WORK TO COMPLETE =
Using the records below, locate all lines containing "screenshot" and return them.

-- START DATASET EXCERPTS --

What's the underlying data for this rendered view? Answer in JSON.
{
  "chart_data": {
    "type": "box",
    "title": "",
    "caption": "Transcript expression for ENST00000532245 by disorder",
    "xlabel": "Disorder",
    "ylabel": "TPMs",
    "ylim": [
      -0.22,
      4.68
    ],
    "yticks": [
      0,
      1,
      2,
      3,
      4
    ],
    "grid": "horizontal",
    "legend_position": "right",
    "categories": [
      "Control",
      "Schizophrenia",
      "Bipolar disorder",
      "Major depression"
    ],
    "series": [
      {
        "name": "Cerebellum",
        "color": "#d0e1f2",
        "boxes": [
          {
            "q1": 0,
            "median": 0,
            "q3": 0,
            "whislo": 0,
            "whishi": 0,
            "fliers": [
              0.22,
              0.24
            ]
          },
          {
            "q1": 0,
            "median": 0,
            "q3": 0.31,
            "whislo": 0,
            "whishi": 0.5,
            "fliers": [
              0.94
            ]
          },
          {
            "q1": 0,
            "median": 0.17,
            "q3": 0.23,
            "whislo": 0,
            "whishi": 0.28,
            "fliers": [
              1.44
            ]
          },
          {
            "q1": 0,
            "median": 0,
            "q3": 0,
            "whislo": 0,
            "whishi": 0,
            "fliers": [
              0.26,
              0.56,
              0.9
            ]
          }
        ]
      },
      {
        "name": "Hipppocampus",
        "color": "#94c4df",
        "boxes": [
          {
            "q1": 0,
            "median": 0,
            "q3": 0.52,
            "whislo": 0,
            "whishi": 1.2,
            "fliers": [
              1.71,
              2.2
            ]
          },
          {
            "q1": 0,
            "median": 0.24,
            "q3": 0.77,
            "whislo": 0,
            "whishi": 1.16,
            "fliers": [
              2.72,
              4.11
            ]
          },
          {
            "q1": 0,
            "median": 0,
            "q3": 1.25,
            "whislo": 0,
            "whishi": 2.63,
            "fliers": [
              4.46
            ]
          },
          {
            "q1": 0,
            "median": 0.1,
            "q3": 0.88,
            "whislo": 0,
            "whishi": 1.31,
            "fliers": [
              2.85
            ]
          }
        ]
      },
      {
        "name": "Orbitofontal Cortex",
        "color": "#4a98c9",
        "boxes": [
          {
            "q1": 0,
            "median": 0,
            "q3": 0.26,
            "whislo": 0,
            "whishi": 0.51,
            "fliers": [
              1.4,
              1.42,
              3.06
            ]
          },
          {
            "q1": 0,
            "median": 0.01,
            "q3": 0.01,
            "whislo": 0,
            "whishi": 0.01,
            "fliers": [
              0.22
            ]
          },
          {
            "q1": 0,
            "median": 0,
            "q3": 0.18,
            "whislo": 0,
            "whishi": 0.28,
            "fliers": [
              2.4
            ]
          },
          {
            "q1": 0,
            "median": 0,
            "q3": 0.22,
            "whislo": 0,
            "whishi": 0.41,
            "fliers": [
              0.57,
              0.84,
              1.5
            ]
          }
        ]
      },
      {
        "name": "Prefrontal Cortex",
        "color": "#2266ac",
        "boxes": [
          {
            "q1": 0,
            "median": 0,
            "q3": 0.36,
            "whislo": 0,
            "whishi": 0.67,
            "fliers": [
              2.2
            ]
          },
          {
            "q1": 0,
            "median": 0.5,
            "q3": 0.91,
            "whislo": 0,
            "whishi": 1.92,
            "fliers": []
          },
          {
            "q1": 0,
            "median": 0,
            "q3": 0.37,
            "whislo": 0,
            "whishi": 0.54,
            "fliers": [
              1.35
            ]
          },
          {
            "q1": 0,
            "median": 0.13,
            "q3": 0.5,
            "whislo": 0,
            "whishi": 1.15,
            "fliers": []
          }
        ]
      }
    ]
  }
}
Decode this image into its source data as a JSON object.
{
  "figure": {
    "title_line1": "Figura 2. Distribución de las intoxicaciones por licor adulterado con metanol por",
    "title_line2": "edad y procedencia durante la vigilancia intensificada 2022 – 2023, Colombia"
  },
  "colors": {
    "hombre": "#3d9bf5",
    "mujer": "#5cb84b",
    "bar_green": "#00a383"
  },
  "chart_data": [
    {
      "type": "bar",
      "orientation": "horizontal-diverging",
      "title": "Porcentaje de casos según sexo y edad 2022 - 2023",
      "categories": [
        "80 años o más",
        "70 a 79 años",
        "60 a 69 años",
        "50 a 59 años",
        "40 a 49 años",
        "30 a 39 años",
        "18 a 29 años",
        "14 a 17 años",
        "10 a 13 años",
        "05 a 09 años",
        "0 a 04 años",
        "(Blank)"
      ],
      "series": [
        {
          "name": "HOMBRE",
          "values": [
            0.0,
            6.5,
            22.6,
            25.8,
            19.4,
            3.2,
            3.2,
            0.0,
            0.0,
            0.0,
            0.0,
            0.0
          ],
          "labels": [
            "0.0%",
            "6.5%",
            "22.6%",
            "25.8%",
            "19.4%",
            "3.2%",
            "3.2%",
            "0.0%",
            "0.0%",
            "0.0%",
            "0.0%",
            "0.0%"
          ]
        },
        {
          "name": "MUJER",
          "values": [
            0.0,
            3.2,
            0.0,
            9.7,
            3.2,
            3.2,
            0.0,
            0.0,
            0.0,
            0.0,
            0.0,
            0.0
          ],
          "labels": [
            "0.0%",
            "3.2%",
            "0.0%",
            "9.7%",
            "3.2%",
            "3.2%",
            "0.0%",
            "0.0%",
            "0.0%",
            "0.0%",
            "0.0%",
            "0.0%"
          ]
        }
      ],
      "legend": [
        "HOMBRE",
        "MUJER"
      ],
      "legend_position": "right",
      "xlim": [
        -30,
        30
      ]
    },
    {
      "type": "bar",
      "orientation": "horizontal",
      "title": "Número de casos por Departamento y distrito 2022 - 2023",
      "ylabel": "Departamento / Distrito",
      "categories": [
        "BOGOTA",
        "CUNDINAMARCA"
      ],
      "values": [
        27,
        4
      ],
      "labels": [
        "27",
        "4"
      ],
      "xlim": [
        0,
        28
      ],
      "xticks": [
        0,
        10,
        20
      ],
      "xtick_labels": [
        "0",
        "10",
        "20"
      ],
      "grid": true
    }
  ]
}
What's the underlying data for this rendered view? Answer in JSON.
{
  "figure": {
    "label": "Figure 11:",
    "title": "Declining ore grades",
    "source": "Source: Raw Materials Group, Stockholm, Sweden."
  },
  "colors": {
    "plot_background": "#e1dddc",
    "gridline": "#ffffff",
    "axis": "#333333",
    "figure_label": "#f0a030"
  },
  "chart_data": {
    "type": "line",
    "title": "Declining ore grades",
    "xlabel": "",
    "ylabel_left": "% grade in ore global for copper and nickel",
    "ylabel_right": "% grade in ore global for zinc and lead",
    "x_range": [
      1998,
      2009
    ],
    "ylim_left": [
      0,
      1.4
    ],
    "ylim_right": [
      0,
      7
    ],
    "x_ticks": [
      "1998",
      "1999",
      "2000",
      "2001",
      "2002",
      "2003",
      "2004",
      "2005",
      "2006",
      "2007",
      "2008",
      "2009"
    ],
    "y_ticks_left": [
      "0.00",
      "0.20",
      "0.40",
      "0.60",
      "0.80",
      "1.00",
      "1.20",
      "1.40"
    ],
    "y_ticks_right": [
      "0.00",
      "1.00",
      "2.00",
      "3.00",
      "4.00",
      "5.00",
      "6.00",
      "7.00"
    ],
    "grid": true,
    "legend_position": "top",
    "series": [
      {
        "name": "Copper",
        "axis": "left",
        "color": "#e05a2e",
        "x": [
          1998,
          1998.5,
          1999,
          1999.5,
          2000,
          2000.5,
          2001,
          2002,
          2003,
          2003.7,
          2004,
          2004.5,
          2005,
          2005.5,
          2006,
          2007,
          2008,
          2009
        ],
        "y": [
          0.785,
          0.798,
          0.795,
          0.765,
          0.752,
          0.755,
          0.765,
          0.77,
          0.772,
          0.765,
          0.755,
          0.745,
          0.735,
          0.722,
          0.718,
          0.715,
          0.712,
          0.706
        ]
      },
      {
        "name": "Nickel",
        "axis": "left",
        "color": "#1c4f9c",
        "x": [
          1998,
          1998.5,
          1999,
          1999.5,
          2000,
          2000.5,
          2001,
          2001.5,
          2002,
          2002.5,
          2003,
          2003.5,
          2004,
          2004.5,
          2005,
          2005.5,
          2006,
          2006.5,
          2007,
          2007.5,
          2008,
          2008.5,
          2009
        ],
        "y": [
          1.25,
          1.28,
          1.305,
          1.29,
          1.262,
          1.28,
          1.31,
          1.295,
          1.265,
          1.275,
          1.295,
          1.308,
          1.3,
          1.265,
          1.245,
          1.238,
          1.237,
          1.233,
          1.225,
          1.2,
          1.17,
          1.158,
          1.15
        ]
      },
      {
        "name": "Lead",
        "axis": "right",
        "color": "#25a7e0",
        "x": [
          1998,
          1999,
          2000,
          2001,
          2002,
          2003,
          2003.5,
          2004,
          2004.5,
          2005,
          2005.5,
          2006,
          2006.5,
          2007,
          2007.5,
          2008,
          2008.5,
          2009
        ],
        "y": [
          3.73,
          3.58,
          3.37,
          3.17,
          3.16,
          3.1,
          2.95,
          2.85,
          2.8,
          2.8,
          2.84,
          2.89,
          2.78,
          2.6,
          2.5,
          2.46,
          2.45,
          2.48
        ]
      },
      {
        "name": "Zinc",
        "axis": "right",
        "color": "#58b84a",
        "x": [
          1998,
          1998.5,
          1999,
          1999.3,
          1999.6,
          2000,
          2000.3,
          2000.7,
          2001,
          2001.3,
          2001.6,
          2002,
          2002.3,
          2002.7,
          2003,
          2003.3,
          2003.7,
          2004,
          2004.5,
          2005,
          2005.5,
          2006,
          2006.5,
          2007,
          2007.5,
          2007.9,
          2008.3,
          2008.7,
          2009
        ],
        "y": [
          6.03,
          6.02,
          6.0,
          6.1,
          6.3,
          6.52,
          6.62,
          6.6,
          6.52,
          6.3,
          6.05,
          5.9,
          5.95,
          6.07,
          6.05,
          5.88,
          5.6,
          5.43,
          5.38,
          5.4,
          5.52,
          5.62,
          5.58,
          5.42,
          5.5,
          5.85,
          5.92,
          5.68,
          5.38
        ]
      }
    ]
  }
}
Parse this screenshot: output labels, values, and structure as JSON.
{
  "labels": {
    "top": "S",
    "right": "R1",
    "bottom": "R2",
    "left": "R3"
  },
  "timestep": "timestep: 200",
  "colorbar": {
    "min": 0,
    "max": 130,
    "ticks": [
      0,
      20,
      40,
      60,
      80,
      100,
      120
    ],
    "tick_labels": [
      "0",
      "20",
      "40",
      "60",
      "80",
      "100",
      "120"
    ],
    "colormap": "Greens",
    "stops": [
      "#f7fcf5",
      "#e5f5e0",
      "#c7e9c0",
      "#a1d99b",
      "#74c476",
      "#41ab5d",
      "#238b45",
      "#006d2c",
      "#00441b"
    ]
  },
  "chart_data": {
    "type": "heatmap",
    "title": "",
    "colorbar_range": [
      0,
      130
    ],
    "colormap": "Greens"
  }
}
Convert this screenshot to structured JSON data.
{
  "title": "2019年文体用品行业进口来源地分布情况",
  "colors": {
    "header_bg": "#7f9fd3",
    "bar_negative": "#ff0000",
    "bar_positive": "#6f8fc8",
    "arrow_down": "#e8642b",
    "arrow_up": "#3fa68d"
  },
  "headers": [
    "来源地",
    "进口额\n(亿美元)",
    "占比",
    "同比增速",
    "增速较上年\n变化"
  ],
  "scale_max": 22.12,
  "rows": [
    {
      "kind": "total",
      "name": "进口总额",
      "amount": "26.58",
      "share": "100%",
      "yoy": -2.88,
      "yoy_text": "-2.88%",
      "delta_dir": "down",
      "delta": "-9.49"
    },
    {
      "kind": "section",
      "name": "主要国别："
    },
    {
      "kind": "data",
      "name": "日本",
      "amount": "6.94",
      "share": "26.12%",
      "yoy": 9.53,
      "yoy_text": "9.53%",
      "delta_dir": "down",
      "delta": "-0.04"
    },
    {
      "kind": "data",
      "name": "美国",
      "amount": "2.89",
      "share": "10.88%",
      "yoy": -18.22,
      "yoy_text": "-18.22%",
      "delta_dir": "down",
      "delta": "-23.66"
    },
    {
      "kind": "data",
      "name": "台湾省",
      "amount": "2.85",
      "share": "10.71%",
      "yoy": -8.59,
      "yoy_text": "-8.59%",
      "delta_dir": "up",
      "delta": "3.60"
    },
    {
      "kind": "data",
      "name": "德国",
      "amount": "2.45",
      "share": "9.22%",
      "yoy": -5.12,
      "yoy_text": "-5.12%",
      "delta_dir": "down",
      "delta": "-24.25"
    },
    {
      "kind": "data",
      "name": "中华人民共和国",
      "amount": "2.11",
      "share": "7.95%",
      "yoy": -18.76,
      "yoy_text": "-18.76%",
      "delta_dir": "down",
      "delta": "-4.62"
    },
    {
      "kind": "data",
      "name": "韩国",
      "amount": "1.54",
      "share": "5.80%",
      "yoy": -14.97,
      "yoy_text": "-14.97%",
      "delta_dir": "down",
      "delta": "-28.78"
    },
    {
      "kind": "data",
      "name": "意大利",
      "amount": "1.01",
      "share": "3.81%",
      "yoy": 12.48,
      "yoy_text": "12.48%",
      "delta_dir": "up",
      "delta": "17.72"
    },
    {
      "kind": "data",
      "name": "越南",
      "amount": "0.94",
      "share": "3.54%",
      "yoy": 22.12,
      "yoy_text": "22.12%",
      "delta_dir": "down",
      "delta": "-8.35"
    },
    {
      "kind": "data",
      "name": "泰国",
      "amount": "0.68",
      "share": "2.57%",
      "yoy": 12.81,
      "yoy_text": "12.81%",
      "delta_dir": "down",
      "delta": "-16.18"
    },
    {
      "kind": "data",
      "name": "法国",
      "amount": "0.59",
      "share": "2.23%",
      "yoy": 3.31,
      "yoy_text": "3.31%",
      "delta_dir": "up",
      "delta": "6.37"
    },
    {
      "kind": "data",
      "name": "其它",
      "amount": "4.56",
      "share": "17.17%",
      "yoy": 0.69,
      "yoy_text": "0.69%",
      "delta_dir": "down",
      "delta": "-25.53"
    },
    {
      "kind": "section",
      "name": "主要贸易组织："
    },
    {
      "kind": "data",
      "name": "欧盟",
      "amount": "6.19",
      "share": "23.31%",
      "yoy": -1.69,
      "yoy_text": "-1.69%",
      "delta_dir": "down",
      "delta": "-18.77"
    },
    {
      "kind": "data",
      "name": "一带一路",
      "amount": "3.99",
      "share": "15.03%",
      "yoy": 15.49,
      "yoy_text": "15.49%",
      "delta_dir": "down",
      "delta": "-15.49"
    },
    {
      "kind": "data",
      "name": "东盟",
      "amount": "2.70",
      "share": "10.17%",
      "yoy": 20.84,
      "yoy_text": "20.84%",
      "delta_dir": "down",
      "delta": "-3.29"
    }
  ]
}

-- END DATASET EXCERPTS --

WRITTEN REPLY =
Parse this screenshot: output labels, values, and structure as JSON.
Convert this screenshot to structured JSON data.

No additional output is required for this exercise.